The records below are made of lines; count those holding the word "Blades" and give the number only.

[Some records]
+ + + + + + +

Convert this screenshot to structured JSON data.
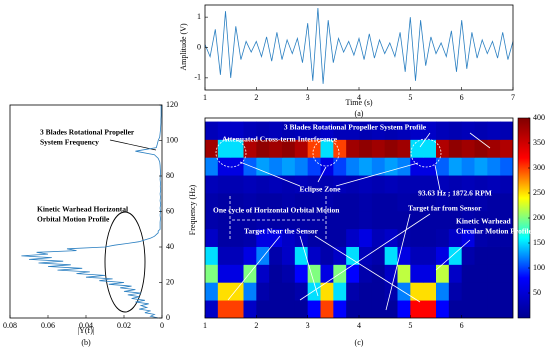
{
  "chart_data": [
    {
      "type": "line",
      "caption": "(a)",
      "xlabel": "Time (s)",
      "ylabel": "Amplitude (V)",
      "color": "#2a7fc1",
      "x": [
        1.0,
        1.1,
        1.2,
        1.3,
        1.4,
        1.5,
        1.6,
        1.7,
        1.8,
        1.9,
        2.0,
        2.1,
        2.2,
        2.3,
        2.4,
        2.5,
        2.6,
        2.7,
        2.8,
        2.9,
        3.0,
        3.1,
        3.2,
        3.3,
        3.4,
        3.5,
        3.6,
        3.7,
        3.8,
        3.9,
        4.0,
        4.1,
        4.2,
        4.3,
        4.4,
        4.5,
        4.6,
        4.7,
        4.8,
        4.9,
        5.0,
        5.1,
        5.2,
        5.3,
        5.4,
        5.5,
        5.6,
        5.7,
        5.8,
        5.9,
        6.0,
        6.1,
        6.2,
        6.3,
        6.4,
        6.5,
        6.6,
        6.7,
        6.8,
        6.9,
        7.0
      ],
      "values": [
        0.1,
        -0.3,
        0.6,
        -0.9,
        1.2,
        -1.0,
        0.7,
        -0.4,
        0.2,
        -0.15,
        0.2,
        -0.3,
        0.35,
        -0.45,
        0.5,
        -0.4,
        0.25,
        -0.2,
        0.3,
        -0.5,
        0.8,
        -1.1,
        1.3,
        -1.2,
        0.9,
        -0.5,
        0.3,
        -0.15,
        0.2,
        -0.25,
        0.3,
        -0.4,
        0.45,
        -0.35,
        0.25,
        -0.2,
        0.15,
        -0.3,
        0.5,
        -0.8,
        1.0,
        -1.1,
        0.9,
        -0.6,
        0.35,
        -0.2,
        0.15,
        -0.3,
        0.55,
        -0.8,
        0.9,
        -0.7,
        0.5,
        -0.35,
        0.25,
        -0.2,
        0.2,
        -0.35,
        0.5,
        -0.4,
        0.2
      ],
      "xlim": [
        1,
        7
      ],
      "xticks": [
        1,
        2,
        3,
        4,
        5,
        6,
        7
      ],
      "ylim": [
        -1.4,
        1.4
      ],
      "yticks": [
        -1,
        0,
        1
      ]
    },
    {
      "type": "line",
      "orientation": "horizontal",
      "caption": "(b)",
      "xlabel": "|Y(f)|",
      "ylabel": "Frequency (Hz)",
      "color": "#2a7fc1",
      "annotations": [
        "3 Blades Rotational Propeller",
        "System Frequency",
        "Kinetic Warhead Horizontal",
        "Orbital Motion Profile"
      ],
      "x": [
        0,
        1,
        2,
        3,
        4,
        5,
        6,
        7,
        8,
        9,
        10,
        11,
        12,
        13,
        14,
        15,
        16,
        17,
        18,
        19,
        20,
        21,
        22,
        23,
        24,
        25,
        26,
        27,
        28,
        29,
        30,
        31,
        32,
        33,
        34,
        35,
        36,
        37,
        38,
        39,
        40,
        41,
        42,
        43,
        44,
        45,
        46,
        47,
        48,
        49,
        50,
        52,
        54,
        56,
        58,
        60,
        62,
        64,
        66,
        68,
        70,
        72,
        74,
        76,
        78,
        80,
        82,
        84,
        86,
        88,
        90,
        92,
        94,
        96,
        98,
        100,
        102,
        104,
        106,
        108,
        110,
        112,
        114,
        116,
        118,
        120
      ],
      "values": [
        0.002,
        0.006,
        0.004,
        0.009,
        0.006,
        0.012,
        0.008,
        0.011,
        0.007,
        0.014,
        0.009,
        0.016,
        0.012,
        0.018,
        0.011,
        0.02,
        0.014,
        0.022,
        0.016,
        0.028,
        0.02,
        0.033,
        0.026,
        0.04,
        0.03,
        0.045,
        0.038,
        0.055,
        0.042,
        0.06,
        0.048,
        0.065,
        0.052,
        0.07,
        0.058,
        0.074,
        0.06,
        0.066,
        0.045,
        0.05,
        0.03,
        0.025,
        0.018,
        0.012,
        0.009,
        0.006,
        0.004,
        0.003,
        0.002,
        0.002,
        0.001,
        0.001,
        0.001,
        0.0008,
        0.001,
        0.0008,
        0.001,
        0.0007,
        0.001,
        0.0008,
        0.001,
        0.0007,
        0.0009,
        0.0008,
        0.001,
        0.0009,
        0.0008,
        0.0009,
        0.001,
        0.0012,
        0.002,
        0.004,
        0.014,
        0.003,
        0.0025,
        0.002,
        0.0012,
        0.001,
        0.0008,
        0.0007,
        0.0006,
        0.0006,
        0.0005,
        0.0005,
        0.0005,
        0.0005
      ],
      "xlim": [
        0.08,
        0
      ],
      "xticks": [
        0.08,
        0.06,
        0.04,
        0.02,
        0
      ],
      "ylim": [
        0,
        120
      ],
      "yticks": [
        0,
        20,
        40,
        60,
        80,
        100,
        120
      ]
    },
    {
      "type": "heatmap",
      "caption": "(c)",
      "annotations": [
        "3 Blades Rotational Propeller System Profile",
        "Attenuated Cross-term Interference",
        "Eclipse Zone",
        "93.63 Hz ; 1872.6 RPM",
        "One cycle of Horizontal Orbital Motion",
        "Target far from Sensor",
        "Target Near the Sensor",
        "Kinetic Warhead",
        "Circular Motion Profile"
      ],
      "colormap": [
        "#00008f",
        "#0000ff",
        "#00ffff",
        "#ffff00",
        "#ff0000",
        "#800000"
      ],
      "x": [
        1.125,
        1.375,
        1.625,
        1.875,
        2.125,
        2.375,
        2.625,
        2.875,
        3.125,
        3.375,
        3.625,
        3.875,
        4.125,
        4.375,
        4.625,
        4.875,
        5.125,
        5.375,
        5.625,
        5.875,
        6.125,
        6.375,
        6.625,
        6.875
      ],
      "y": [
        5,
        15,
        25,
        35,
        45,
        55,
        65,
        75,
        85,
        95,
        105
      ],
      "z": [
        [
          40,
          300,
          300,
          40,
          10,
          10,
          10,
          10,
          80,
          300,
          80,
          10,
          10,
          10,
          10,
          80,
          320,
          320,
          80,
          10,
          10,
          10,
          10,
          10
        ],
        [
          120,
          250,
          250,
          120,
          20,
          10,
          10,
          20,
          150,
          250,
          150,
          20,
          10,
          10,
          20,
          120,
          250,
          250,
          120,
          20,
          10,
          10,
          10,
          10
        ],
        [
          200,
          60,
          60,
          200,
          40,
          10,
          20,
          80,
          200,
          60,
          200,
          80,
          20,
          10,
          40,
          220,
          60,
          60,
          220,
          40,
          10,
          10,
          10,
          10
        ],
        [
          150,
          30,
          30,
          60,
          120,
          20,
          40,
          150,
          40,
          20,
          40,
          150,
          30,
          20,
          150,
          60,
          30,
          30,
          60,
          150,
          20,
          10,
          10,
          10
        ],
        [
          40,
          15,
          15,
          20,
          60,
          60,
          40,
          30,
          15,
          15,
          15,
          40,
          60,
          30,
          40,
          20,
          15,
          15,
          20,
          40,
          60,
          20,
          15,
          15
        ],
        [
          20,
          15,
          15,
          15,
          20,
          15,
          15,
          15,
          15,
          15,
          15,
          15,
          20,
          15,
          15,
          15,
          15,
          15,
          15,
          15,
          20,
          15,
          15,
          15
        ],
        [
          20,
          15,
          15,
          20,
          15,
          15,
          20,
          15,
          15,
          20,
          15,
          15,
          20,
          15,
          15,
          20,
          15,
          15,
          20,
          15,
          15,
          20,
          15,
          15
        ],
        [
          30,
          25,
          25,
          30,
          25,
          30,
          25,
          30,
          25,
          25,
          30,
          25,
          30,
          25,
          30,
          25,
          25,
          25,
          30,
          25,
          30,
          25,
          30,
          25
        ],
        [
          120,
          60,
          60,
          110,
          130,
          120,
          130,
          120,
          100,
          60,
          100,
          120,
          130,
          120,
          130,
          120,
          60,
          60,
          110,
          130,
          120,
          130,
          120,
          110
        ],
        [
          380,
          150,
          150,
          370,
          390,
          380,
          390,
          370,
          300,
          150,
          300,
          380,
          390,
          380,
          390,
          380,
          150,
          150,
          370,
          390,
          380,
          390,
          380,
          370
        ],
        [
          30,
          40,
          40,
          30,
          25,
          30,
          25,
          30,
          30,
          40,
          30,
          30,
          25,
          30,
          25,
          30,
          40,
          40,
          30,
          25,
          30,
          25,
          30,
          25
        ]
      ],
      "xlim": [
        1,
        7
      ],
      "xticks": [
        1,
        2,
        3,
        4,
        5,
        6
      ],
      "ylim": [
        0,
        112
      ],
      "zlim": [
        0,
        400
      ],
      "zticks": [
        50,
        100,
        150,
        200,
        250,
        300,
        350,
        400
      ]
    }
  ]
}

+ + + + + + +

** Output below **
2